[Working data start]
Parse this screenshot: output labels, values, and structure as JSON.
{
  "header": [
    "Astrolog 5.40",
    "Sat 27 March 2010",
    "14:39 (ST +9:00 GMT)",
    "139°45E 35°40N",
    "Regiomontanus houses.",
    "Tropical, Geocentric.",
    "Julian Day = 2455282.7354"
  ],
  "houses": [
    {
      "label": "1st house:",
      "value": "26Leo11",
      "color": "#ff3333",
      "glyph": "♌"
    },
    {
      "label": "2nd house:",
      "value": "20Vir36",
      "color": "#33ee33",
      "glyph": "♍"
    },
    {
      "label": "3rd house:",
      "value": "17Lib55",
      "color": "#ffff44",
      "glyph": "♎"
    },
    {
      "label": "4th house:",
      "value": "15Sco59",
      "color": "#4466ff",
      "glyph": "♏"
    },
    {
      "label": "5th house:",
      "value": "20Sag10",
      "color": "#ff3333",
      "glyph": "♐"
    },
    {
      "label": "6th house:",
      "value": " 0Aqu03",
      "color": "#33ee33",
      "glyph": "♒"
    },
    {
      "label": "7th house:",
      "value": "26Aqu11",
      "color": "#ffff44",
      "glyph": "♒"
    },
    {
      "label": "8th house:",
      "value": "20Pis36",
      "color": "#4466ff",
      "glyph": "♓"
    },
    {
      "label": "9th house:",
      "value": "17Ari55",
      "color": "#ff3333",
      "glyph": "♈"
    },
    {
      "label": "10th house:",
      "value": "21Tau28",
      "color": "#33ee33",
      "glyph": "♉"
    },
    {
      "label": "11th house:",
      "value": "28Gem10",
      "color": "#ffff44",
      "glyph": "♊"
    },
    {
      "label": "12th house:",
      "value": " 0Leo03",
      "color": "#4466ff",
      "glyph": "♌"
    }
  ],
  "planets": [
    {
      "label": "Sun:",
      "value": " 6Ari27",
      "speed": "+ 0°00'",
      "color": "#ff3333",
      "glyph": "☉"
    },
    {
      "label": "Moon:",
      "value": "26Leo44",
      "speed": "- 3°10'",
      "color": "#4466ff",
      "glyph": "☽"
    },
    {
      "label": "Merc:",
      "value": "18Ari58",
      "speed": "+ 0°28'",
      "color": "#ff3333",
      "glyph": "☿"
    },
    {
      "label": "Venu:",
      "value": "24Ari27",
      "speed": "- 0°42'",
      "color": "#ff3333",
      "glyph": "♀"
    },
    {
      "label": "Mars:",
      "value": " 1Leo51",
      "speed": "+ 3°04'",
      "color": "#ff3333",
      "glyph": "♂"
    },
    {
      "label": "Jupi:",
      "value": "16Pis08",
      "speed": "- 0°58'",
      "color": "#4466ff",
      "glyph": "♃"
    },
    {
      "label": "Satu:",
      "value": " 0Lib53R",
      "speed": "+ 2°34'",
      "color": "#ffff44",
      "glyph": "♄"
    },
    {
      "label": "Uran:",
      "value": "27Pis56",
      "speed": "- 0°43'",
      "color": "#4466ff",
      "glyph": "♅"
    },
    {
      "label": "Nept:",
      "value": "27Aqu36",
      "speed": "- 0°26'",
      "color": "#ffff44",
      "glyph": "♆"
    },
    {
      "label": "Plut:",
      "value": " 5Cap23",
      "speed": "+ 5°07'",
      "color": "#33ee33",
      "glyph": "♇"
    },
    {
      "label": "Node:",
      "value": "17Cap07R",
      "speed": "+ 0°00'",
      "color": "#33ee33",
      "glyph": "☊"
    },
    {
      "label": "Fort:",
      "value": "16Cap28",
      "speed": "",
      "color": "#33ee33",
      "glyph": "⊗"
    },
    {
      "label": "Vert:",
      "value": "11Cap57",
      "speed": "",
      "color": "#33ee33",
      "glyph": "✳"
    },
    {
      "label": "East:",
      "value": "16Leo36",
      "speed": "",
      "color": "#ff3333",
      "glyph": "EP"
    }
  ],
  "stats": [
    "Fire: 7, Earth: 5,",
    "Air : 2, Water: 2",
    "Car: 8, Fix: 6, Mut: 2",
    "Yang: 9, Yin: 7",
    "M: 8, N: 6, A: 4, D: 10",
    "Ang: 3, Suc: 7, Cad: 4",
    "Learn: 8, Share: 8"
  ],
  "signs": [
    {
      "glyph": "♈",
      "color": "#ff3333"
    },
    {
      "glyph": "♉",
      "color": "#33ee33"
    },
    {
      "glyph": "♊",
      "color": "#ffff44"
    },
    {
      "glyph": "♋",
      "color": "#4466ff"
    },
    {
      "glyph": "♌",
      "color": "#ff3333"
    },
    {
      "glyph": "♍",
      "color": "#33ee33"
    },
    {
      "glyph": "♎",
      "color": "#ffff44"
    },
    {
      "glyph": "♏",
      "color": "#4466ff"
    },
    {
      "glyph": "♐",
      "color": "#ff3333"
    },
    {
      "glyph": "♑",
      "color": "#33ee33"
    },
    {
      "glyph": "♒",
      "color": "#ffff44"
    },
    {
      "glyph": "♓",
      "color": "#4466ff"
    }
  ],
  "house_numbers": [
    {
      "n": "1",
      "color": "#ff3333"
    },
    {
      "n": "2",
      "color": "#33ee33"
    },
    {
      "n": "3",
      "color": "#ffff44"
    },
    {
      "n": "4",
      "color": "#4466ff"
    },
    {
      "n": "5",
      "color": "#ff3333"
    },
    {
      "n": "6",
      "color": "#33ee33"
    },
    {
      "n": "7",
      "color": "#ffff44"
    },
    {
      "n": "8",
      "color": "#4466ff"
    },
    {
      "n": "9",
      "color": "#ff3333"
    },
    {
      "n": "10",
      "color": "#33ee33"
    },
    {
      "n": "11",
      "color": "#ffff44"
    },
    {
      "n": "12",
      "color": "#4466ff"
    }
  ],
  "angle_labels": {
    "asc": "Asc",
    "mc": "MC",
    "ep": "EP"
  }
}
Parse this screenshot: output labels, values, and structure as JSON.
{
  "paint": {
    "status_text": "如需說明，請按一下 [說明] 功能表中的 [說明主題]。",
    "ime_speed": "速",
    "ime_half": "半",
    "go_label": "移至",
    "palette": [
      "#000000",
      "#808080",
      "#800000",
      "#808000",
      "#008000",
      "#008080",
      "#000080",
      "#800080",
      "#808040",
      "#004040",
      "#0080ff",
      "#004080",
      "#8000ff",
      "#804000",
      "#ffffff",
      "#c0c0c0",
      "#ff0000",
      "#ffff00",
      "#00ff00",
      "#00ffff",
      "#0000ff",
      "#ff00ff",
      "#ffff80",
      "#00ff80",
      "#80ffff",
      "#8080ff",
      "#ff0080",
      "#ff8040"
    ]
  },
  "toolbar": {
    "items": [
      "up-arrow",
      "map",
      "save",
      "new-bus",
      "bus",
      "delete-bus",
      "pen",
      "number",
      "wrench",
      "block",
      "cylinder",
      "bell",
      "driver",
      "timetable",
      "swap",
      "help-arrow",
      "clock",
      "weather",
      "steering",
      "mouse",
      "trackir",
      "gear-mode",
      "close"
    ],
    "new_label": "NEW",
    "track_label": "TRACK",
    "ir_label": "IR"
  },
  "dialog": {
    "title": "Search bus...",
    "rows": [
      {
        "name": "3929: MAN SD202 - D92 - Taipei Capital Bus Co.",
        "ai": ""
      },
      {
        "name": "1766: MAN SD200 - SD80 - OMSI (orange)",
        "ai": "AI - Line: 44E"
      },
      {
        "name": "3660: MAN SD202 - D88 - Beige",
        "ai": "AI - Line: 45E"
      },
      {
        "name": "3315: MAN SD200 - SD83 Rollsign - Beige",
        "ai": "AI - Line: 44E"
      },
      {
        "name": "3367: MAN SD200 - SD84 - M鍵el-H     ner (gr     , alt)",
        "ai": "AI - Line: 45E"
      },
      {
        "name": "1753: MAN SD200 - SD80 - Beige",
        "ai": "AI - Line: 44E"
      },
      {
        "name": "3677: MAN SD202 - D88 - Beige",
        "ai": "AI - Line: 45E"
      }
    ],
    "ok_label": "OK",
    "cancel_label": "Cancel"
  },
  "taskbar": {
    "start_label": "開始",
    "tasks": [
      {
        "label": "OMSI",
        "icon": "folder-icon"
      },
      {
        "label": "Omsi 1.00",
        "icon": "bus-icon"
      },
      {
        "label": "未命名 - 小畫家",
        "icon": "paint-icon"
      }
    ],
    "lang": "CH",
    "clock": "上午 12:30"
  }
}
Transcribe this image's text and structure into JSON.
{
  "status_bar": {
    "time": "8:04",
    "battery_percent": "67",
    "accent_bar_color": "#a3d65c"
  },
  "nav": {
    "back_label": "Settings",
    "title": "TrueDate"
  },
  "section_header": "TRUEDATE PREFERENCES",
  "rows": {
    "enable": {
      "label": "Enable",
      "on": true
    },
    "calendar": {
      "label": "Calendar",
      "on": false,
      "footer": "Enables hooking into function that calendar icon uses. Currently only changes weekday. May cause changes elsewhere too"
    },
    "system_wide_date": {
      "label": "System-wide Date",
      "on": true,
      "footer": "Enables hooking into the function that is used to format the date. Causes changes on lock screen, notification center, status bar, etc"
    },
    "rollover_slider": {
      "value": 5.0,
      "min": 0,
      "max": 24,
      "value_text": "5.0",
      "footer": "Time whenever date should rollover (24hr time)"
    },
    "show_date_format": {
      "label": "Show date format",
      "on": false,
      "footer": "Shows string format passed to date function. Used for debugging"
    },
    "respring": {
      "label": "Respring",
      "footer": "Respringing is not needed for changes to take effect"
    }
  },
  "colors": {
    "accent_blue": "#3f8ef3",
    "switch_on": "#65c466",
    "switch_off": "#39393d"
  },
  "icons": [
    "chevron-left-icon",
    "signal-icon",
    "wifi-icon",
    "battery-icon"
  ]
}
[Working data end]
• _What is expected_
Write the lines out exactly, from the one with "Transcribe this image's" down to the last line of the listing, and leave out all others.

• _Output below_
Transcribe this image's text and structure into JSON.
{
  "status_bar": {
    "time": "8:04",
    "battery_percent": "67",
    "accent_bar_color": "#a3d65c"
  },
  "nav": {
    "back_label": "Settings",
    "title": "TrueDate"
  },
  "section_header": "TRUEDATE PREFERENCES",
  "rows": {
    "enable": {
      "label": "Enable",
      "on": true
    },
    "calendar": {
      "label": "Calendar",
      "on": false,
      "footer": "Enables hooking into function that calendar icon uses. Currently only changes weekday. May cause changes elsewhere too"
    },
    "system_wide_date": {
      "label": "System-wide Date",
      "on": true,
      "footer": "Enables hooking into the function that is used to format the date. Causes changes on lock screen, notification center, status bar, etc"
    },
    "rollover_slider": {
      "value": 5.0,
      "min": 0,
      "max": 24,
      "value_text": "5.0",
      "footer": "Time whenever date should rollover (24hr time)"
    },
    "show_date_format": {
      "label": "Show date format",
      "on": false,
      "footer": "Shows string format passed to date function. Used for debugging"
    },
    "respring": {
      "label": "Respring",
      "footer": "Respringing is not needed for changes to take effect"
    }
  },
  "colors": {
    "accent_blue": "#3f8ef3",
    "switch_on": "#65c466",
    "switch_off": "#39393d"
  },
  "icons": [
    "chevron-left-icon",
    "signal-icon",
    "wifi-icon",
    "battery-icon"
  ]
}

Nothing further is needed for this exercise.